From the entries below, extract every line that includes the word "Central".
○ ○ ○ ○ ○
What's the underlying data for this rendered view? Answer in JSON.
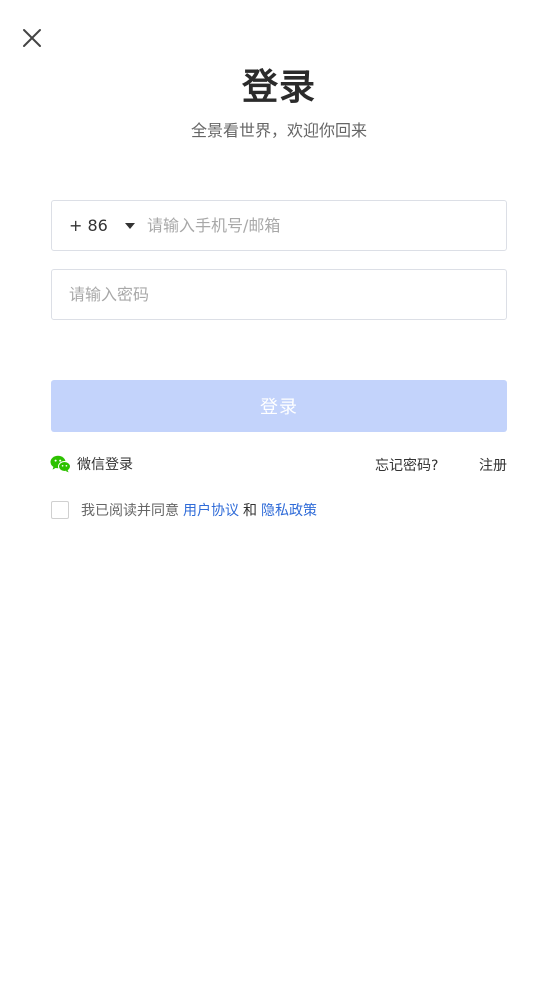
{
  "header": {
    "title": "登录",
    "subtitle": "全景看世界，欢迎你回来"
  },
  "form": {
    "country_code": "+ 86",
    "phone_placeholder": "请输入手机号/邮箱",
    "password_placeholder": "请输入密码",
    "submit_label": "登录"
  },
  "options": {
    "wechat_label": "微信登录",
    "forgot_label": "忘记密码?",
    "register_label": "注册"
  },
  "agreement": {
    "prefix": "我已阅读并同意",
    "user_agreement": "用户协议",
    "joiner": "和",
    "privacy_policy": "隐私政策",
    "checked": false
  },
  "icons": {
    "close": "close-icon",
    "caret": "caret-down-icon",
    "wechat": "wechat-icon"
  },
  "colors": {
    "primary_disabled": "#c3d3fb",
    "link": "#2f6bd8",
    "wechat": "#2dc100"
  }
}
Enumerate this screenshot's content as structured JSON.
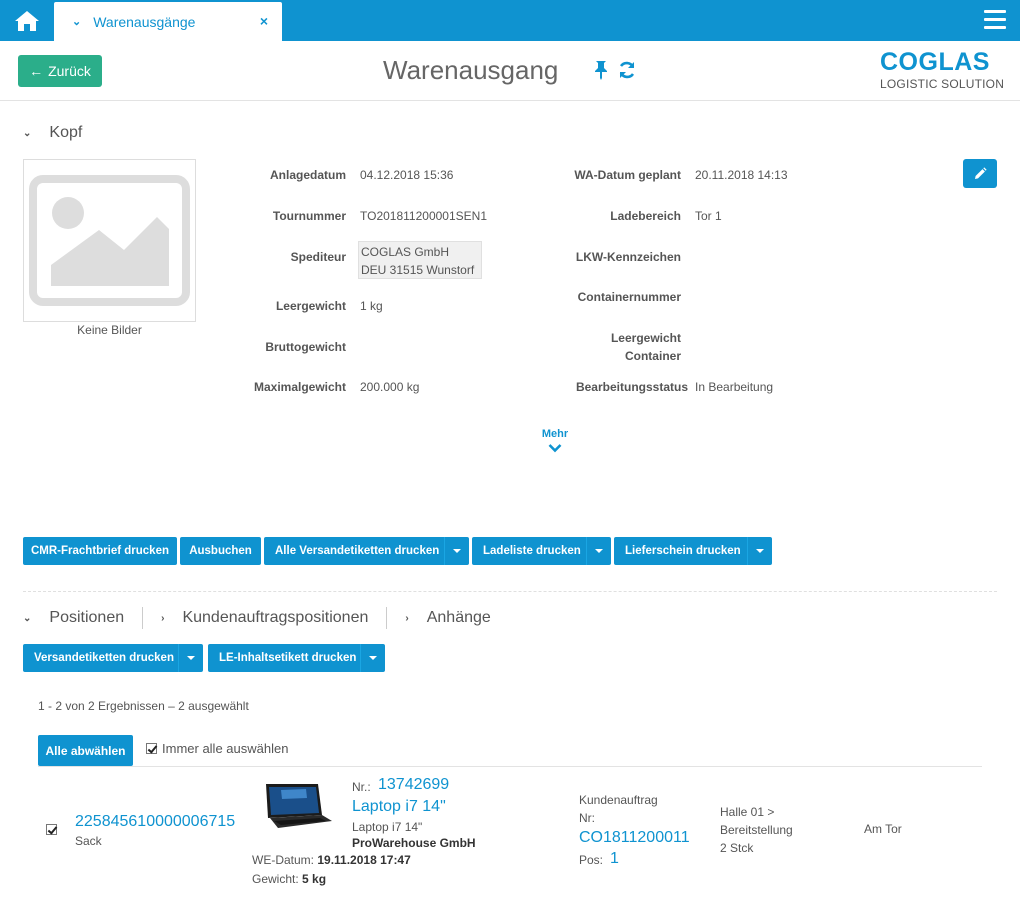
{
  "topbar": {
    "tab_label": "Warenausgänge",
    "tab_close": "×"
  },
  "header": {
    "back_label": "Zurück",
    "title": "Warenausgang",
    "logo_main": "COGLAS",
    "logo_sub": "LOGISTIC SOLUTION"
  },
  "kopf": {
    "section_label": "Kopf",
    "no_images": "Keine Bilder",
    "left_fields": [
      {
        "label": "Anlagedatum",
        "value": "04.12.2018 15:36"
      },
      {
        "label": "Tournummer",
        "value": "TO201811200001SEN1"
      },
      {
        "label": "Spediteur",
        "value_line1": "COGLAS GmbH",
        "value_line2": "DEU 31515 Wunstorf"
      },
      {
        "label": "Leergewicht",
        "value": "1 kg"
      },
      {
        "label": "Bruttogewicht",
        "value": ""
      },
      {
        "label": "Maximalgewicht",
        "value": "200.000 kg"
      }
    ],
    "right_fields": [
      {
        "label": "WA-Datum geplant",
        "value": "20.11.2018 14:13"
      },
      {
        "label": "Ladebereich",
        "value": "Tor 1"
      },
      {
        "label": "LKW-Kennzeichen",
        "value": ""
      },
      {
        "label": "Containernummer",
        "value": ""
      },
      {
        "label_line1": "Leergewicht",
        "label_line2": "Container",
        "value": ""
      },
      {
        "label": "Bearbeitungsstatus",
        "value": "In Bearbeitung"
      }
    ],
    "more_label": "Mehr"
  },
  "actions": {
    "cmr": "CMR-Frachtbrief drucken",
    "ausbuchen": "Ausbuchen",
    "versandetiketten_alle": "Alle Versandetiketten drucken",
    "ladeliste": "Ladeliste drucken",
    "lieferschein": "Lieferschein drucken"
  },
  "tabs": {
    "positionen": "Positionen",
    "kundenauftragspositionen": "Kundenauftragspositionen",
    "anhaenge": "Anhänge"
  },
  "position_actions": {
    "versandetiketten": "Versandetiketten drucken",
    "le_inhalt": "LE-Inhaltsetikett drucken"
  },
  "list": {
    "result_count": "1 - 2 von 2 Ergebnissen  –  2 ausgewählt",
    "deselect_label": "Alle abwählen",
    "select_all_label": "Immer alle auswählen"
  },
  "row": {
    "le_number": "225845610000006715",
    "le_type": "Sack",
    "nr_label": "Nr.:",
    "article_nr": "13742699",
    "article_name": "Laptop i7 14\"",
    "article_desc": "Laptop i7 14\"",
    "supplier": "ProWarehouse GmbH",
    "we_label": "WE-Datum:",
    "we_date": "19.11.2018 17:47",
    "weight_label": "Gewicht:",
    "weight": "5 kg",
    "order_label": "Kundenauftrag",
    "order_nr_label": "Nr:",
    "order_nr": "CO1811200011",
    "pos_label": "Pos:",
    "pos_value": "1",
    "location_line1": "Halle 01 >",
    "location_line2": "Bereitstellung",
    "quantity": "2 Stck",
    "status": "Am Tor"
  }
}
○ ○ ○ ○ ○
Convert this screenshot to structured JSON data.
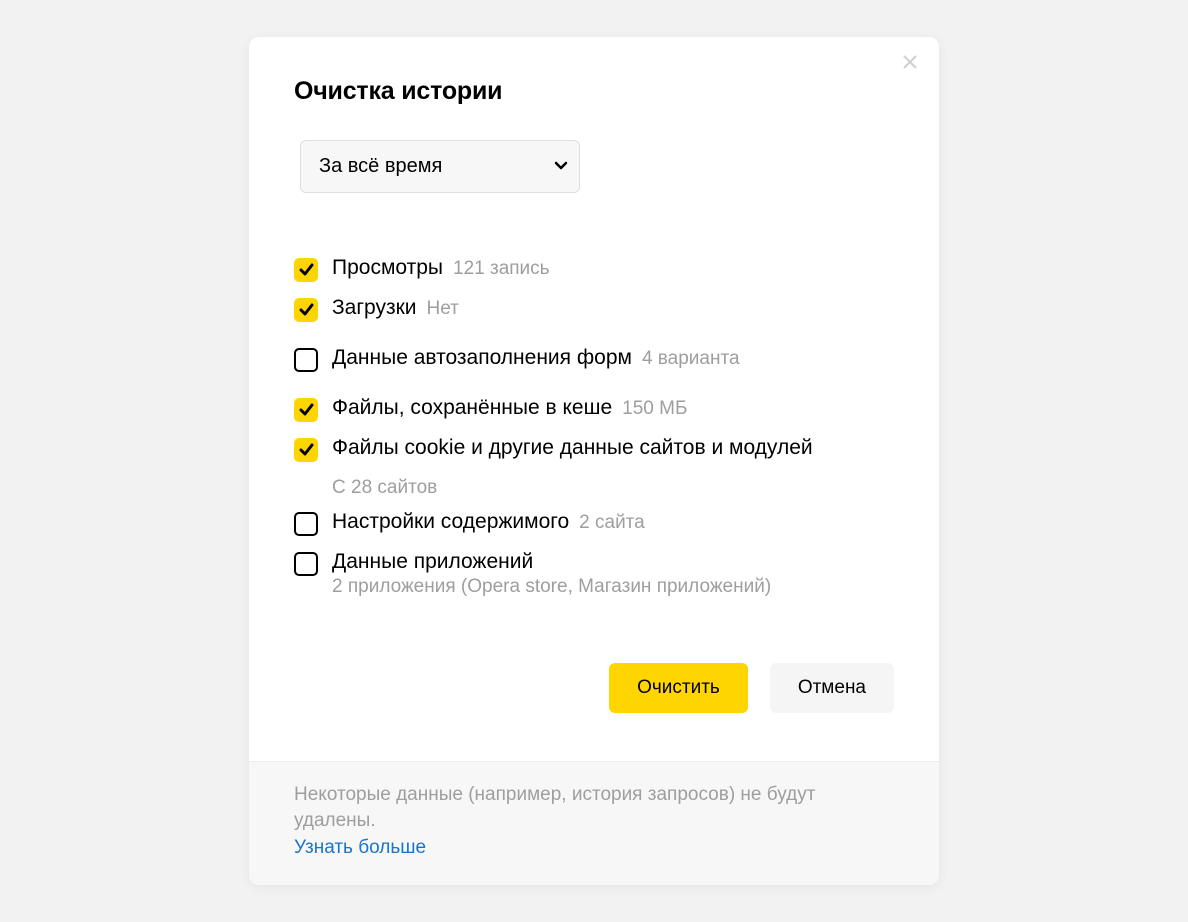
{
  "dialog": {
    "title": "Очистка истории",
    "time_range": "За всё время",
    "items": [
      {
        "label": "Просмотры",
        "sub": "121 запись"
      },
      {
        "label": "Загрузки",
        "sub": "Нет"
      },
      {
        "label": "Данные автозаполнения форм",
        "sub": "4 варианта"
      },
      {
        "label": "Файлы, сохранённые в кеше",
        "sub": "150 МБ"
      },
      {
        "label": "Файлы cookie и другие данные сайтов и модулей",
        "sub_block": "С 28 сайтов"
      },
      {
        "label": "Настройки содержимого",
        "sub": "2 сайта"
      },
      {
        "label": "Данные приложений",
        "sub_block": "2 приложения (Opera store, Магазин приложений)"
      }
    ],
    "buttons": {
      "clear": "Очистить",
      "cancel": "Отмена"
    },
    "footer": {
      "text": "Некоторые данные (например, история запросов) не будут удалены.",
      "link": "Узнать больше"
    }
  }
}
○ ○ ○ ○ ○
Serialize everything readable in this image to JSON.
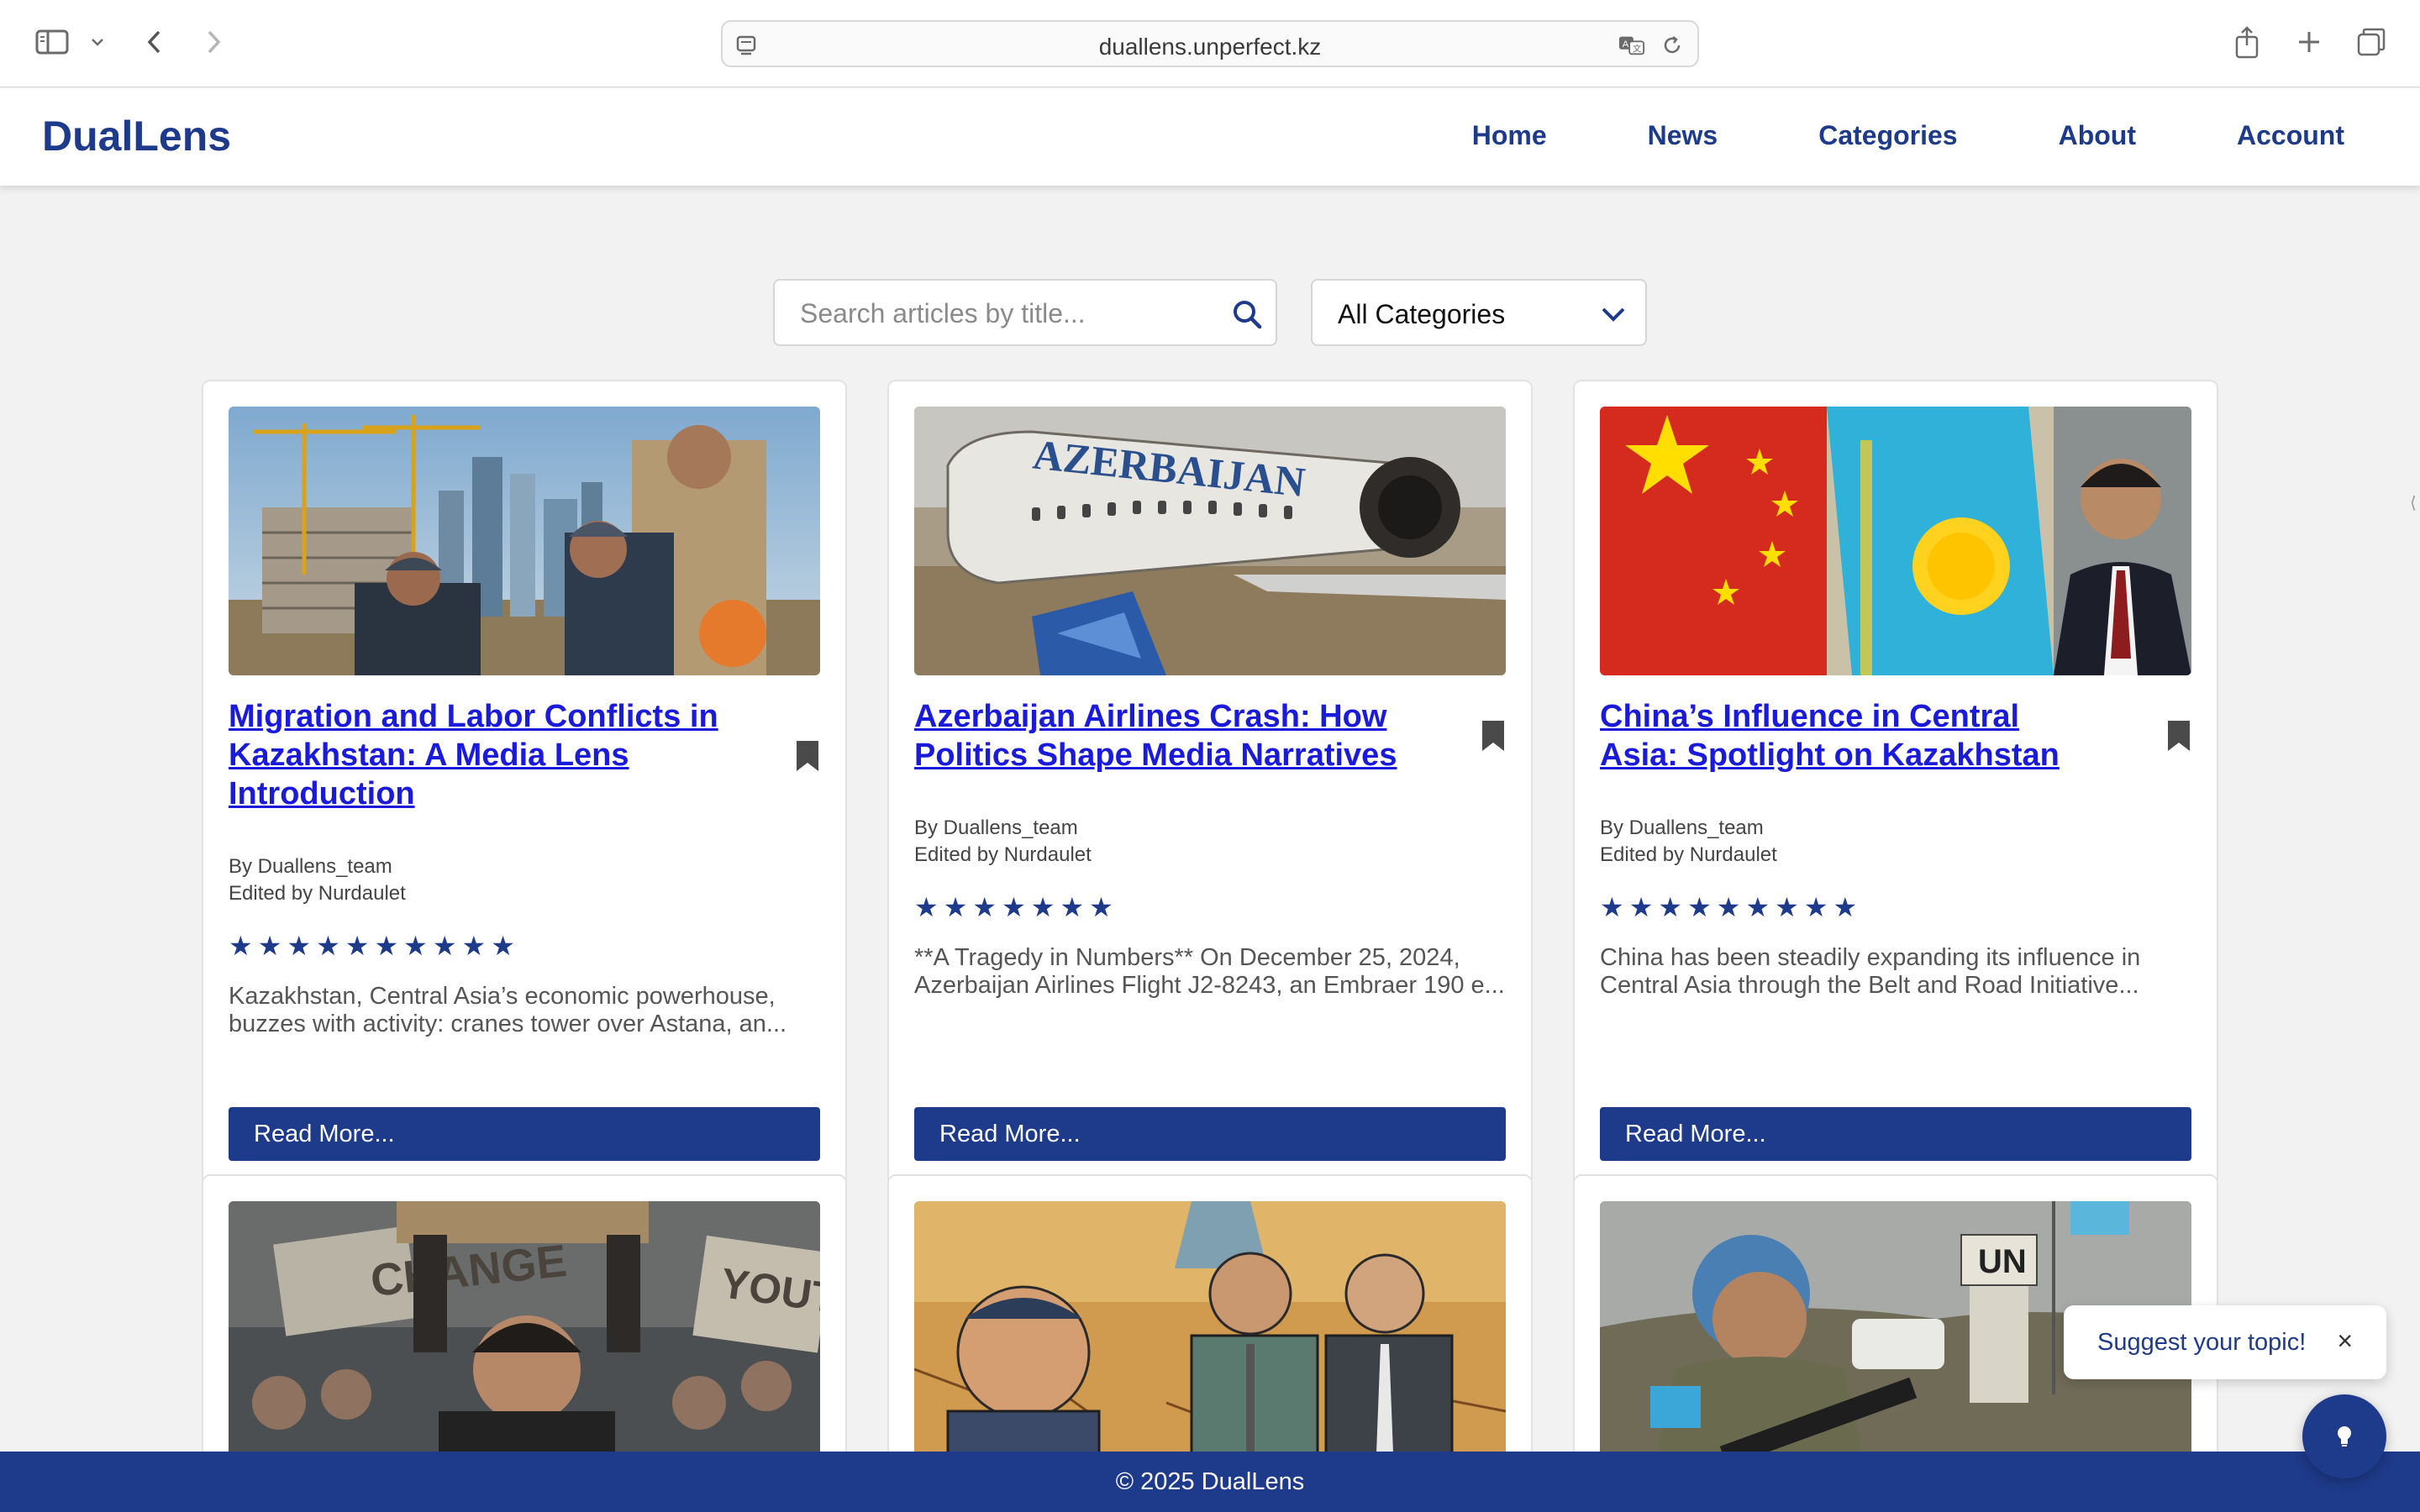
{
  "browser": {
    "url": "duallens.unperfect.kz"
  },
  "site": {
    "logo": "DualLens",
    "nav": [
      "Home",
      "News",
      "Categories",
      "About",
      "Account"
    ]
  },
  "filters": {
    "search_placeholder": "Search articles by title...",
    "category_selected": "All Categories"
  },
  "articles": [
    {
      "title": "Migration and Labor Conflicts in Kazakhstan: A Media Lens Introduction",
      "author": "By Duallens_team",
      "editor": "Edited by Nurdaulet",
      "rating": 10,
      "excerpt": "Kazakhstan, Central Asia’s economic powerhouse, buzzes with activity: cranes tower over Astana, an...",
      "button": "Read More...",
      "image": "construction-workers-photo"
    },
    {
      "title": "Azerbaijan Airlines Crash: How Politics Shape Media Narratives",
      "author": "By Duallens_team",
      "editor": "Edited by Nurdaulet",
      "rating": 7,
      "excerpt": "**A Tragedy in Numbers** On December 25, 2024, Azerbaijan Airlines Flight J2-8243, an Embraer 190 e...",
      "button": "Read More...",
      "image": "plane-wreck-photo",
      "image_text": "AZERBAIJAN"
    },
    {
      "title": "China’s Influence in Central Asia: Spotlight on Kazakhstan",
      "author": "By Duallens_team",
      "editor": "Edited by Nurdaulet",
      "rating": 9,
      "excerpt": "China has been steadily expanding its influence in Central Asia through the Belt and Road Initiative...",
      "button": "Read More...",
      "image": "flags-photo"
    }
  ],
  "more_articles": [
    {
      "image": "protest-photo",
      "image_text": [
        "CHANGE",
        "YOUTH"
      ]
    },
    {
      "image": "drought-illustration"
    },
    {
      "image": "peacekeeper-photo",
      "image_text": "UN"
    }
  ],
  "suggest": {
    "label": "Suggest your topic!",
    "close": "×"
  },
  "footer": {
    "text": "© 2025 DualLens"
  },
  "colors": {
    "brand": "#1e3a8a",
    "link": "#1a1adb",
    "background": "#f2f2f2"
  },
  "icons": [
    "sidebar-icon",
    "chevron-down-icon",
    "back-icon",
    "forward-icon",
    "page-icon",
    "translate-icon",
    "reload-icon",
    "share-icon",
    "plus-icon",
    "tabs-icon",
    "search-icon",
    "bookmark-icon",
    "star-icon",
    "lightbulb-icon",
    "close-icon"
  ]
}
○ ○ ○ ○ ○
» Written response
      "excerpt": "Kazakhstan, Central Asia’s economic powerhouse, buzzes with activity: cranes tower over Astana, an...",
      "title": "China’s Influence in Central Asia: Spotlight on Kazakhstan",
      "excerpt": "China has been steadily expanding its influence in Central Asia through the Belt and Road Initiative...",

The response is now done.